*SET TASK:*
Write out the listing below exactly, and omit any images you find in it.

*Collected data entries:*
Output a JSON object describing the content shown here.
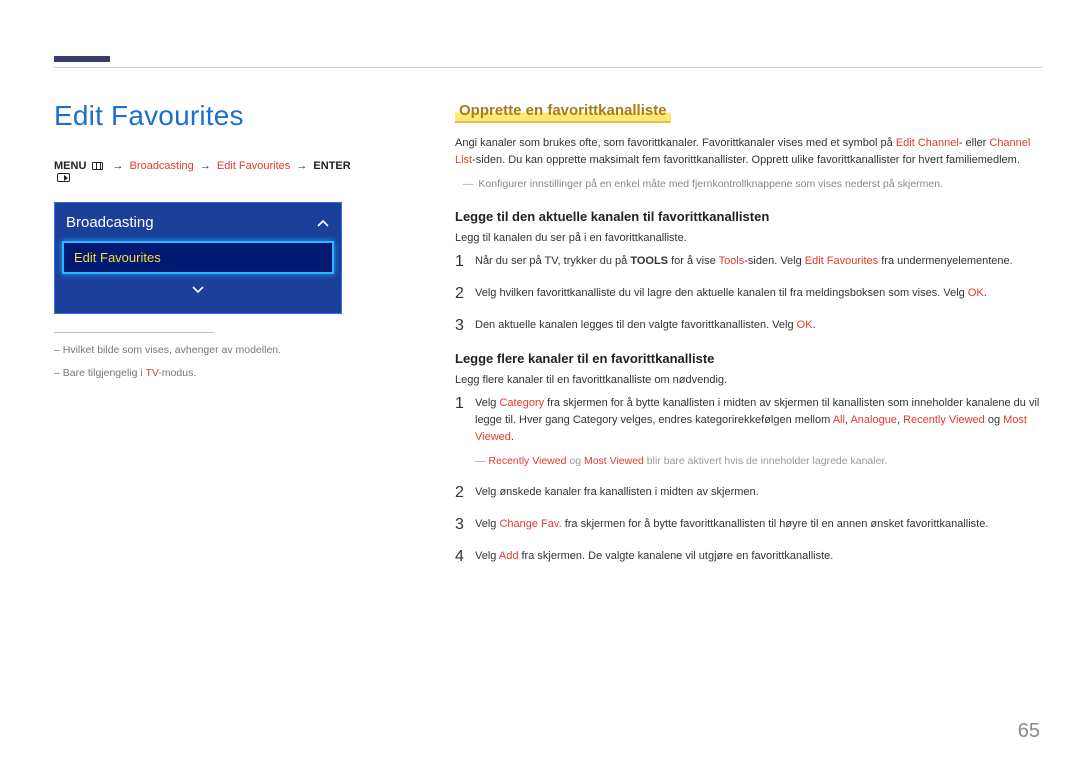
{
  "left": {
    "page_title": "Edit Favourites",
    "menu_path": {
      "menu": "MENU",
      "p1": "Broadcasting",
      "p2": "Edit Favourites",
      "enter": "ENTER"
    },
    "bc_panel": {
      "header": "Broadcasting",
      "item": "Edit Favourites"
    },
    "notes": {
      "n1": "Hvilket bilde som vises, avhenger av modellen.",
      "n2_pre": "Bare tilgjengelig i ",
      "n2_hl": "TV",
      "n2_post": "-modus."
    }
  },
  "right": {
    "section_title": "Opprette en favorittkanalliste",
    "intro": {
      "t1": "Angi kanaler som brukes ofte, som favorittkanaler. Favorittkanaler vises med et symbol på ",
      "hl1": "Edit Channel",
      "t2": "- eller ",
      "hl2": "Channel List",
      "t3": "-siden. Du kan opprette maksimalt fem favorittkanallister. Opprett ulike favorittkanallister for hvert familiemedlem."
    },
    "intro_note": "Konfigurer innstillinger på en enkel måte med fjernkontrollknappene som vises nederst på skjermen.",
    "sub1": {
      "heading": "Legge til den aktuelle kanalen til favorittkanallisten",
      "lead": "Legg til kanalen du ser på i en favorittkanalliste.",
      "steps": [
        {
          "num": "1",
          "parts": [
            {
              "t": "Når du ser på TV, trykker du på "
            },
            {
              "b": "TOOLS"
            },
            {
              "t": " for å vise "
            },
            {
              "hl": "Tools"
            },
            {
              "t": "-siden. Velg "
            },
            {
              "hl": "Edit Favourites"
            },
            {
              "t": " fra undermenyelementene."
            }
          ]
        },
        {
          "num": "2",
          "parts": [
            {
              "t": "Velg hvilken favorittkanalliste du vil lagre den aktuelle kanalen til fra meldingsboksen som vises. Velg "
            },
            {
              "hl": "OK"
            },
            {
              "t": "."
            }
          ]
        },
        {
          "num": "3",
          "parts": [
            {
              "t": "Den aktuelle kanalen legges til den valgte favorittkanallisten. Velg "
            },
            {
              "hl": "OK"
            },
            {
              "t": "."
            }
          ]
        }
      ]
    },
    "sub2": {
      "heading": "Legge flere kanaler til en favorittkanalliste",
      "lead": "Legg flere kanaler til en favorittkanalliste om nødvendig.",
      "steps": [
        {
          "num": "1",
          "parts": [
            {
              "t": "Velg "
            },
            {
              "hl": "Category"
            },
            {
              "t": " fra skjermen for å bytte kanallisten i midten av skjermen til kanallisten som inneholder kanalene du vil legge til. Hver gang Category velges, endres kategorirekkefølgen mellom "
            },
            {
              "hl": "All"
            },
            {
              "t": ", "
            },
            {
              "hl": "Analogue"
            },
            {
              "t": ", "
            },
            {
              "hl": "Recently Viewed"
            },
            {
              "t": " og "
            },
            {
              "hl": "Most Viewed"
            },
            {
              "t": "."
            }
          ],
          "note": [
            {
              "hl": "Recently Viewed"
            },
            {
              "t": " og "
            },
            {
              "hl": "Most Viewed"
            },
            {
              "t": " blir bare aktivert hvis de inneholder lagrede kanaler."
            }
          ]
        },
        {
          "num": "2",
          "parts": [
            {
              "t": "Velg ønskede kanaler fra kanallisten i midten av skjermen."
            }
          ]
        },
        {
          "num": "3",
          "parts": [
            {
              "t": "Velg "
            },
            {
              "hl": "Change Fav."
            },
            {
              "t": " fra skjermen for å bytte favorittkanallisten til høyre til en annen ønsket favorittkanalliste."
            }
          ]
        },
        {
          "num": "4",
          "parts": [
            {
              "t": "Velg "
            },
            {
              "hl": "Add"
            },
            {
              "t": " fra skjermen. De valgte kanalene vil utgjøre en favorittkanalliste."
            }
          ]
        }
      ]
    }
  },
  "page_number": "65"
}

*SOLUTION TO THIS TASK:*
Output a JSON object describing the content shown here.
{
  "left": {
    "page_title": "Edit Favourites",
    "menu_path": {
      "menu": "MENU",
      "p1": "Broadcasting",
      "p2": "Edit Favourites",
      "enter": "ENTER"
    },
    "bc_panel": {
      "header": "Broadcasting",
      "item": "Edit Favourites"
    },
    "notes": {
      "n1": "Hvilket bilde som vises, avhenger av modellen.",
      "n2_pre": "Bare tilgjengelig i ",
      "n2_hl": "TV",
      "n2_post": "-modus."
    }
  },
  "right": {
    "section_title": "Opprette en favorittkanalliste",
    "intro": {
      "t1": "Angi kanaler som brukes ofte, som favorittkanaler. Favorittkanaler vises med et symbol på ",
      "hl1": "Edit Channel",
      "t2": "- eller ",
      "hl2": "Channel List",
      "t3": "-siden. Du kan opprette maksimalt fem favorittkanallister. Opprett ulike favorittkanallister for hvert familiemedlem."
    },
    "intro_note": "Konfigurer innstillinger på en enkel måte med fjernkontrollknappene som vises nederst på skjermen.",
    "sub1": {
      "heading": "Legge til den aktuelle kanalen til favorittkanallisten",
      "lead": "Legg til kanalen du ser på i en favorittkanalliste.",
      "steps": [
        {
          "num": "1",
          "parts": [
            {
              "t": "Når du ser på TV, trykker du på "
            },
            {
              "b": "TOOLS"
            },
            {
              "t": " for å vise "
            },
            {
              "hl": "Tools"
            },
            {
              "t": "-siden. Velg "
            },
            {
              "hl": "Edit Favourites"
            },
            {
              "t": " fra undermenyelementene."
            }
          ]
        },
        {
          "num": "2",
          "parts": [
            {
              "t": "Velg hvilken favorittkanalliste du vil lagre den aktuelle kanalen til fra meldingsboksen som vises. Velg "
            },
            {
              "hl": "OK"
            },
            {
              "t": "."
            }
          ]
        },
        {
          "num": "3",
          "parts": [
            {
              "t": "Den aktuelle kanalen legges til den valgte favorittkanallisten. Velg "
            },
            {
              "hl": "OK"
            },
            {
              "t": "."
            }
          ]
        }
      ]
    },
    "sub2": {
      "heading": "Legge flere kanaler til en favorittkanalliste",
      "lead": "Legg flere kanaler til en favorittkanalliste om nødvendig.",
      "steps": [
        {
          "num": "1",
          "parts": [
            {
              "t": "Velg "
            },
            {
              "hl": "Category"
            },
            {
              "t": " fra skjermen for å bytte kanallisten i midten av skjermen til kanallisten som inneholder kanalene du vil legge til. Hver gang Category velges, endres kategorirekkefølgen mellom "
            },
            {
              "hl": "All"
            },
            {
              "t": ", "
            },
            {
              "hl": "Analogue"
            },
            {
              "t": ", "
            },
            {
              "hl": "Recently Viewed"
            },
            {
              "t": " og "
            },
            {
              "hl": "Most Viewed"
            },
            {
              "t": "."
            }
          ],
          "note": [
            {
              "hl": "Recently Viewed"
            },
            {
              "t": " og "
            },
            {
              "hl": "Most Viewed"
            },
            {
              "t": " blir bare aktivert hvis de inneholder lagrede kanaler."
            }
          ]
        },
        {
          "num": "2",
          "parts": [
            {
              "t": "Velg ønskede kanaler fra kanallisten i midten av skjermen."
            }
          ]
        },
        {
          "num": "3",
          "parts": [
            {
              "t": "Velg "
            },
            {
              "hl": "Change Fav."
            },
            {
              "t": " fra skjermen for å bytte favorittkanallisten til høyre til en annen ønsket favorittkanalliste."
            }
          ]
        },
        {
          "num": "4",
          "parts": [
            {
              "t": "Velg "
            },
            {
              "hl": "Add"
            },
            {
              "t": " fra skjermen. De valgte kanalene vil utgjøre en favorittkanalliste."
            }
          ]
        }
      ]
    }
  },
  "page_number": "65"
}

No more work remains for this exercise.